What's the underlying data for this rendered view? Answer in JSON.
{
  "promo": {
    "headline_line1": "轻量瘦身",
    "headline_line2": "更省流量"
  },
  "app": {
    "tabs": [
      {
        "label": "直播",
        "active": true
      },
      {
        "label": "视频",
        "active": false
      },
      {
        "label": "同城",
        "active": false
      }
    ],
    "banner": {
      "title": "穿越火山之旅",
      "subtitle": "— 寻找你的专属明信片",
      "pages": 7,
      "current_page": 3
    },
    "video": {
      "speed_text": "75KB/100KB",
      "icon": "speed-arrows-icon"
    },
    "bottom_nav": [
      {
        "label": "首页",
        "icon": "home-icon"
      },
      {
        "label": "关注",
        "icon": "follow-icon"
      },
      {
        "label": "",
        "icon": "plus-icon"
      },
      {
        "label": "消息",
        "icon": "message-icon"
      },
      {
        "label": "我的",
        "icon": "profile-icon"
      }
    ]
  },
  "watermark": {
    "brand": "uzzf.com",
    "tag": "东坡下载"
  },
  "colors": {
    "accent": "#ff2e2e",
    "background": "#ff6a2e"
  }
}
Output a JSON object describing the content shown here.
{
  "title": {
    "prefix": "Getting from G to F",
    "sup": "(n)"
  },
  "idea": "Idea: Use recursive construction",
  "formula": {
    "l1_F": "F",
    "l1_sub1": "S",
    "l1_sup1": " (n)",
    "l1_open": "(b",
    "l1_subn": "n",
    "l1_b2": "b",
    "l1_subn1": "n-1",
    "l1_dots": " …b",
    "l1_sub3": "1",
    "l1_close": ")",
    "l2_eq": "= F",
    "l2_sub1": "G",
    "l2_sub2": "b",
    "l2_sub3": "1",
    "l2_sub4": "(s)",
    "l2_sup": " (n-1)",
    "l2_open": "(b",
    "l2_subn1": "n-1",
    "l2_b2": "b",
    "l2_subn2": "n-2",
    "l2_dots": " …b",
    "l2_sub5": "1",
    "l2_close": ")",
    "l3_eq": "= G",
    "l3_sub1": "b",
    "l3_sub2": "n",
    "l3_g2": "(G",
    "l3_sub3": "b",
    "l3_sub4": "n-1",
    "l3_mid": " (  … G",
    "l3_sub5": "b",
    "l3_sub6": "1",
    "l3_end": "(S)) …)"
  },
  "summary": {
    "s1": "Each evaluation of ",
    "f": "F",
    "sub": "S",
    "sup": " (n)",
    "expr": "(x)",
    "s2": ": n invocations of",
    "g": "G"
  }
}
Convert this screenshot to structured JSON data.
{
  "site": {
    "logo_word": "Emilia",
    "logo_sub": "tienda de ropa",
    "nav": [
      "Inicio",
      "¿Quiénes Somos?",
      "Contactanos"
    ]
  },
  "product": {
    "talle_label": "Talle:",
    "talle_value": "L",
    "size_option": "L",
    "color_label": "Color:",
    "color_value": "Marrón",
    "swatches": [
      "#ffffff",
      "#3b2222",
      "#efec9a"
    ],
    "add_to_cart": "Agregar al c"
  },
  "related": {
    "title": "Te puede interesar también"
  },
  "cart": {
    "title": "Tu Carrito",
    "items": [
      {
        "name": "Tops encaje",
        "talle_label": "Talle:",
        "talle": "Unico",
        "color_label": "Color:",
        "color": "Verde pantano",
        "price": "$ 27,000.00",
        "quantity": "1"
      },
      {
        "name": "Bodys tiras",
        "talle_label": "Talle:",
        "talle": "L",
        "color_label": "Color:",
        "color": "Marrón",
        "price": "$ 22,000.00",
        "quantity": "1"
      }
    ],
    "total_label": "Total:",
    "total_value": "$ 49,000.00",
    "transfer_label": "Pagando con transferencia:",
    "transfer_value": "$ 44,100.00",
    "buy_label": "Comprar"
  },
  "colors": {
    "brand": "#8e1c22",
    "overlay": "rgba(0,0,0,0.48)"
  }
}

Task statement: Print all of the entries exactly as they appear.

Complete response:
What's the underlying data for this rendered view? Answer in JSON.
{
  "promo": {
    "headline_line1": "轻量瘦身",
    "headline_line2": "更省流量"
  },
  "app": {
    "tabs": [
      {
        "label": "直播",
        "active": true
      },
      {
        "label": "视频",
        "active": false
      },
      {
        "label": "同城",
        "active": false
      }
    ],
    "banner": {
      "title": "穿越火山之旅",
      "subtitle": "— 寻找你的专属明信片",
      "pages": 7,
      "current_page": 3
    },
    "video": {
      "speed_text": "75KB/100KB",
      "icon": "speed-arrows-icon"
    },
    "bottom_nav": [
      {
        "label": "首页",
        "icon": "home-icon"
      },
      {
        "label": "关注",
        "icon": "follow-icon"
      },
      {
        "label": "",
        "icon": "plus-icon"
      },
      {
        "label": "消息",
        "icon": "message-icon"
      },
      {
        "label": "我的",
        "icon": "profile-icon"
      }
    ]
  },
  "watermark": {
    "brand": "uzzf.com",
    "tag": "东坡下载"
  },
  "colors": {
    "accent": "#ff2e2e",
    "background": "#ff6a2e"
  }
}
Output a JSON object describing the content shown here.
{
  "title": {
    "prefix": "Getting from G to F",
    "sup": "(n)"
  },
  "idea": "Idea: Use recursive construction",
  "formula": {
    "l1_F": "F",
    "l1_sub1": "S",
    "l1_sup1": " (n)",
    "l1_open": "(b",
    "l1_subn": "n",
    "l1_b2": "b",
    "l1_subn1": "n-1",
    "l1_dots": " …b",
    "l1_sub3": "1",
    "l1_close": ")",
    "l2_eq": "= F",
    "l2_sub1": "G",
    "l2_sub2": "b",
    "l2_sub3": "1",
    "l2_sub4": "(s)",
    "l2_sup": " (n-1)",
    "l2_open": "(b",
    "l2_subn1": "n-1",
    "l2_b2": "b",
    "l2_subn2": "n-2",
    "l2_dots": " …b",
    "l2_sub5": "1",
    "l2_close": ")",
    "l3_eq": "= G",
    "l3_sub1": "b",
    "l3_sub2": "n",
    "l3_g2": "(G",
    "l3_sub3": "b",
    "l3_sub4": "n-1",
    "l3_mid": " (  … G",
    "l3_sub5": "b",
    "l3_sub6": "1",
    "l3_end": "(S)) …)"
  },
  "summary": {
    "s1": "Each evaluation of ",
    "f": "F",
    "sub": "S",
    "sup": " (n)",
    "expr": "(x)",
    "s2": ": n invocations of",
    "g": "G"
  }
}
Convert this screenshot to structured JSON data.
{
  "site": {
    "logo_word": "Emilia",
    "logo_sub": "tienda de ropa",
    "nav": [
      "Inicio",
      "¿Quiénes Somos?",
      "Contactanos"
    ]
  },
  "product": {
    "talle_label": "Talle:",
    "talle_value": "L",
    "size_option": "L",
    "color_label": "Color:",
    "color_value": "Marrón",
    "swatches": [
      "#ffffff",
      "#3b2222",
      "#efec9a"
    ],
    "add_to_cart": "Agregar al c"
  },
  "related": {
    "title": "Te puede interesar también"
  },
  "cart": {
    "title": "Tu Carrito",
    "items": [
      {
        "name": "Tops encaje",
        "talle_label": "Talle:",
        "talle": "Unico",
        "color_label": "Color:",
        "color": "Verde pantano",
        "price": "$ 27,000.00",
        "quantity": "1"
      },
      {
        "name": "Bodys tiras",
        "talle_label": "Talle:",
        "talle": "L",
        "color_label": "Color:",
        "color": "Marrón",
        "price": "$ 22,000.00",
        "quantity": "1"
      }
    ],
    "total_label": "Total:",
    "total_value": "$ 49,000.00",
    "transfer_label": "Pagando con transferencia:",
    "transfer_value": "$ 44,100.00",
    "buy_label": "Comprar"
  },
  "colors": {
    "brand": "#8e1c22",
    "overlay": "rgba(0,0,0,0.48)"
  }
}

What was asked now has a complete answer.